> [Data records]

[start]

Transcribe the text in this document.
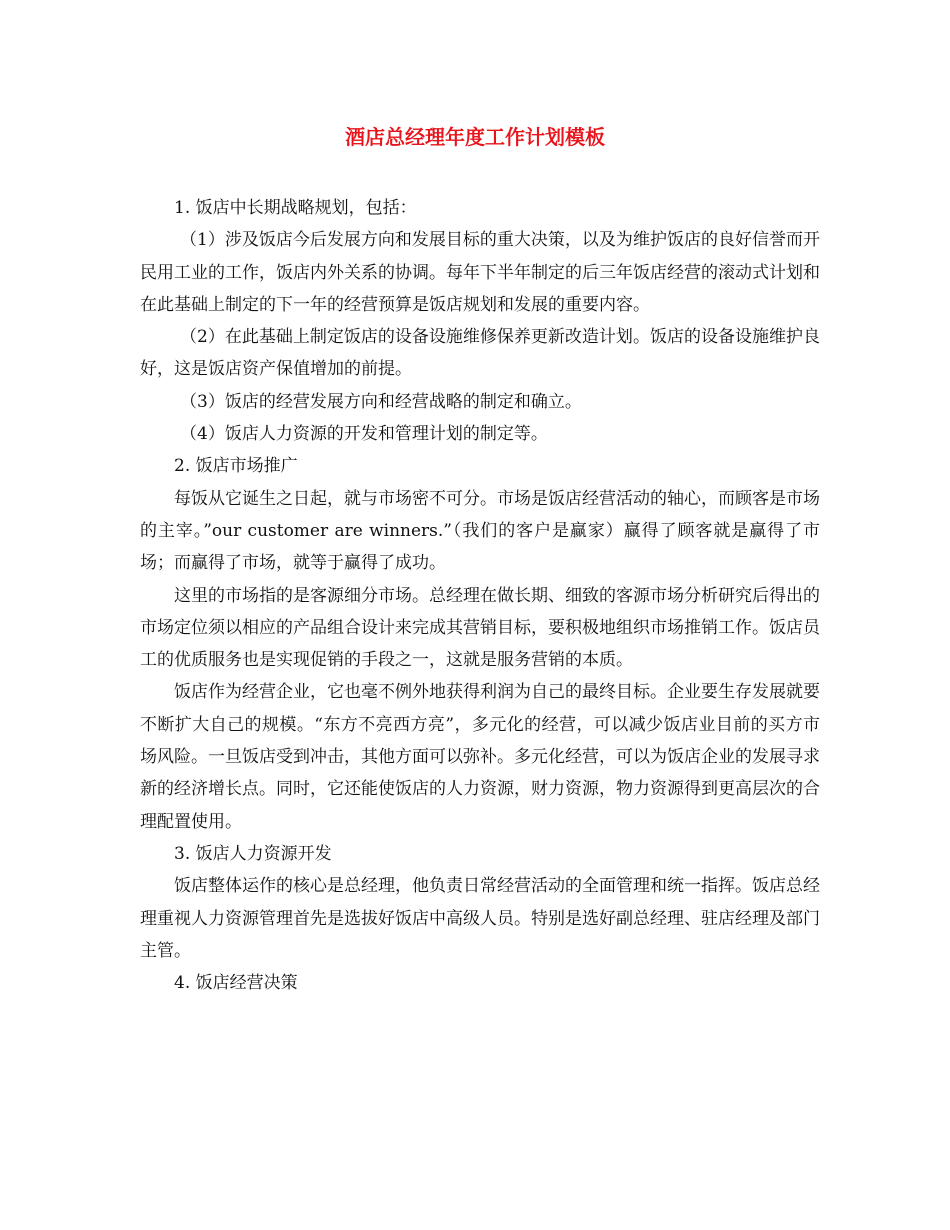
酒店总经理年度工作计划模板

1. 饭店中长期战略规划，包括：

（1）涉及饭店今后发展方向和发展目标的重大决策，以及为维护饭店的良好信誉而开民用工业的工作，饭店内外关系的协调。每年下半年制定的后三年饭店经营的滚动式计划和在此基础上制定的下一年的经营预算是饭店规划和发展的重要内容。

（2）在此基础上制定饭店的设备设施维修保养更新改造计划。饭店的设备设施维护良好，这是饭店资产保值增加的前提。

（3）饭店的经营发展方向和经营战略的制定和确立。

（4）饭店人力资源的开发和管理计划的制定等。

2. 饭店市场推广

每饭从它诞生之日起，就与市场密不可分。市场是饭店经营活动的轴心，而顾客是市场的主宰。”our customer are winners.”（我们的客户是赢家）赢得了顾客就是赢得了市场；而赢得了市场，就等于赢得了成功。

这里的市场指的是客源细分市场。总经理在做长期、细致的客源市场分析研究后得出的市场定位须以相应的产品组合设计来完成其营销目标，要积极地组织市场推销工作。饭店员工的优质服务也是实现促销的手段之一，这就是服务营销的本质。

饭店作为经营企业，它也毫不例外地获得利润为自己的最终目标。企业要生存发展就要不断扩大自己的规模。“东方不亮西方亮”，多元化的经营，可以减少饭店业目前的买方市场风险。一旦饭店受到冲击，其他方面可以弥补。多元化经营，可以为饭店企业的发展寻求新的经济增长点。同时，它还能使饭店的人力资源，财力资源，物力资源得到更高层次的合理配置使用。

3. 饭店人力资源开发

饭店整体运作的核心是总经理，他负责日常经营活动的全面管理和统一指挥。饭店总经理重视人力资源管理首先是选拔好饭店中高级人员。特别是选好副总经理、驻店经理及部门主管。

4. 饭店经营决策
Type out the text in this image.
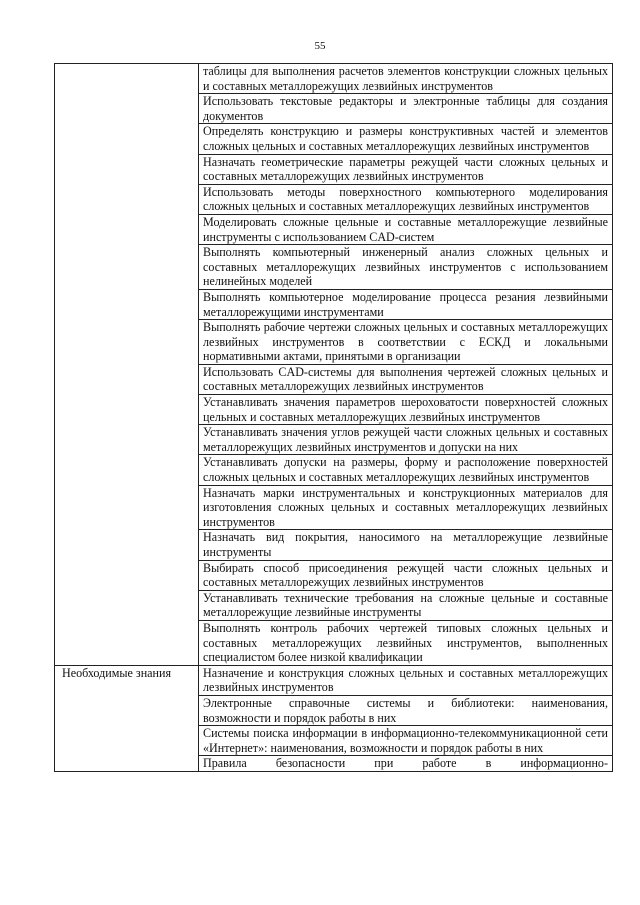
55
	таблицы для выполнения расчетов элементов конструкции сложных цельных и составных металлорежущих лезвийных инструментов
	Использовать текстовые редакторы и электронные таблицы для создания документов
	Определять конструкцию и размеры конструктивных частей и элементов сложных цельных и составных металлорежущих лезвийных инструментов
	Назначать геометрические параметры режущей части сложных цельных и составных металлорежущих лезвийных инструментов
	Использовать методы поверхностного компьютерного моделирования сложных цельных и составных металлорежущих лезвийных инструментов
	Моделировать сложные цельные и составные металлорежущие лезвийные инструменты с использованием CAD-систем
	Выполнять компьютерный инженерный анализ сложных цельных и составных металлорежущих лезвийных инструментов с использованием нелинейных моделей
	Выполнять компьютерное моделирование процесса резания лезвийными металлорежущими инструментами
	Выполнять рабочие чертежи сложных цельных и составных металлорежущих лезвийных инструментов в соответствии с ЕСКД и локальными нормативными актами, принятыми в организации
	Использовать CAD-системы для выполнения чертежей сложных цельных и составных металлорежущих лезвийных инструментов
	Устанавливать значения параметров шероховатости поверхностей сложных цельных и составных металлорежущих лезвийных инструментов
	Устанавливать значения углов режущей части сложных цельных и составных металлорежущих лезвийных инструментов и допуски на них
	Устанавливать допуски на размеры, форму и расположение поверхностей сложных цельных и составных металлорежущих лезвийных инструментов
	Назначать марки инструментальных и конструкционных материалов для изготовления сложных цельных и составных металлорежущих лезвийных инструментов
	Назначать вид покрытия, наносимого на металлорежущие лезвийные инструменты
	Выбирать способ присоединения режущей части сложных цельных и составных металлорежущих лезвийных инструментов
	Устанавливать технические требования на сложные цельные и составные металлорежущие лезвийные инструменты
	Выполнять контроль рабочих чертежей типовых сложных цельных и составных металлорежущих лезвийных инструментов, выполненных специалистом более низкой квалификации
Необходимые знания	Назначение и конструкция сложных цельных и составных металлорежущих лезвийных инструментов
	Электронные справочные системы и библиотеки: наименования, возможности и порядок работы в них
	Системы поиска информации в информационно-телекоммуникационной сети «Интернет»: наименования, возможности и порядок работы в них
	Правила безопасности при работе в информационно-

[end]

> [YOUR TASK] Return all of the entries word for word, but omit the pictures.

> [RESPONSE BELOW]
Transcribe the text in this document.
酒店总经理年度工作计划模板

1. 饭店中长期战略规划，包括：

（1）涉及饭店今后发展方向和发展目标的重大决策，以及为维护饭店的良好信誉而开民用工业的工作，饭店内外关系的协调。每年下半年制定的后三年饭店经营的滚动式计划和在此基础上制定的下一年的经营预算是饭店规划和发展的重要内容。

（2）在此基础上制定饭店的设备设施维修保养更新改造计划。饭店的设备设施维护良好，这是饭店资产保值增加的前提。

（3）饭店的经营发展方向和经营战略的制定和确立。

（4）饭店人力资源的开发和管理计划的制定等。

2. 饭店市场推广

每饭从它诞生之日起，就与市场密不可分。市场是饭店经营活动的轴心，而顾客是市场的主宰。”our customer are winners.”（我们的客户是赢家）赢得了顾客就是赢得了市场；而赢得了市场，就等于赢得了成功。

这里的市场指的是客源细分市场。总经理在做长期、细致的客源市场分析研究后得出的市场定位须以相应的产品组合设计来完成其营销目标，要积极地组织市场推销工作。饭店员工的优质服务也是实现促销的手段之一，这就是服务营销的本质。

饭店作为经营企业，它也毫不例外地获得利润为自己的最终目标。企业要生存发展就要不断扩大自己的规模。“东方不亮西方亮”，多元化的经营，可以减少饭店业目前的买方市场风险。一旦饭店受到冲击，其他方面可以弥补。多元化经营，可以为饭店企业的发展寻求新的经济增长点。同时，它还能使饭店的人力资源，财力资源，物力资源得到更高层次的合理配置使用。

3. 饭店人力资源开发

饭店整体运作的核心是总经理，他负责日常经营活动的全面管理和统一指挥。饭店总经理重视人力资源管理首先是选拔好饭店中高级人员。特别是选好副总经理、驻店经理及部门主管。

4. 饭店经营决策
Type out the text in this image.
55
	таблицы для выполнения расчетов элементов конструкции сложных цельных и составных металлорежущих лезвийных инструментов
	Использовать текстовые редакторы и электронные таблицы для создания документов
	Определять конструкцию и размеры конструктивных частей и элементов сложных цельных и составных металлорежущих лезвийных инструментов
	Назначать геометрические параметры режущей части сложных цельных и составных металлорежущих лезвийных инструментов
	Использовать методы поверхностного компьютерного моделирования сложных цельных и составных металлорежущих лезвийных инструментов
	Моделировать сложные цельные и составные металлорежущие лезвийные инструменты с использованием CAD-систем
	Выполнять компьютерный инженерный анализ сложных цельных и составных металлорежущих лезвийных инструментов с использованием нелинейных моделей
	Выполнять компьютерное моделирование процесса резания лезвийными металлорежущими инструментами
	Выполнять рабочие чертежи сложных цельных и составных металлорежущих лезвийных инструментов в соответствии с ЕСКД и локальными нормативными актами, принятыми в организации
	Использовать CAD-системы для выполнения чертежей сложных цельных и составных металлорежущих лезвийных инструментов
	Устанавливать значения параметров шероховатости поверхностей сложных цельных и составных металлорежущих лезвийных инструментов
	Устанавливать значения углов режущей части сложных цельных и составных металлорежущих лезвийных инструментов и допуски на них
	Устанавливать допуски на размеры, форму и расположение поверхностей сложных цельных и составных металлорежущих лезвийных инструментов
	Назначать марки инструментальных и конструкционных материалов для изготовления сложных цельных и составных металлорежущих лезвийных инструментов
	Назначать вид покрытия, наносимого на металлорежущие лезвийные инструменты
	Выбирать способ присоединения режущей части сложных цельных и составных металлорежущих лезвийных инструментов
	Устанавливать технические требования на сложные цельные и составные металлорежущие лезвийные инструменты
	Выполнять контроль рабочих чертежей типовых сложных цельных и составных металлорежущих лезвийных инструментов, выполненных специалистом более низкой квалификации
Необходимые знания	Назначение и конструкция сложных цельных и составных металлорежущих лезвийных инструментов
	Электронные справочные системы и библиотеки: наименования, возможности и порядок работы в них
	Системы поиска информации в информационно-телекоммуникационной сети «Интернет»: наименования, возможности и порядок работы в них
	Правила безопасности при работе в информационно-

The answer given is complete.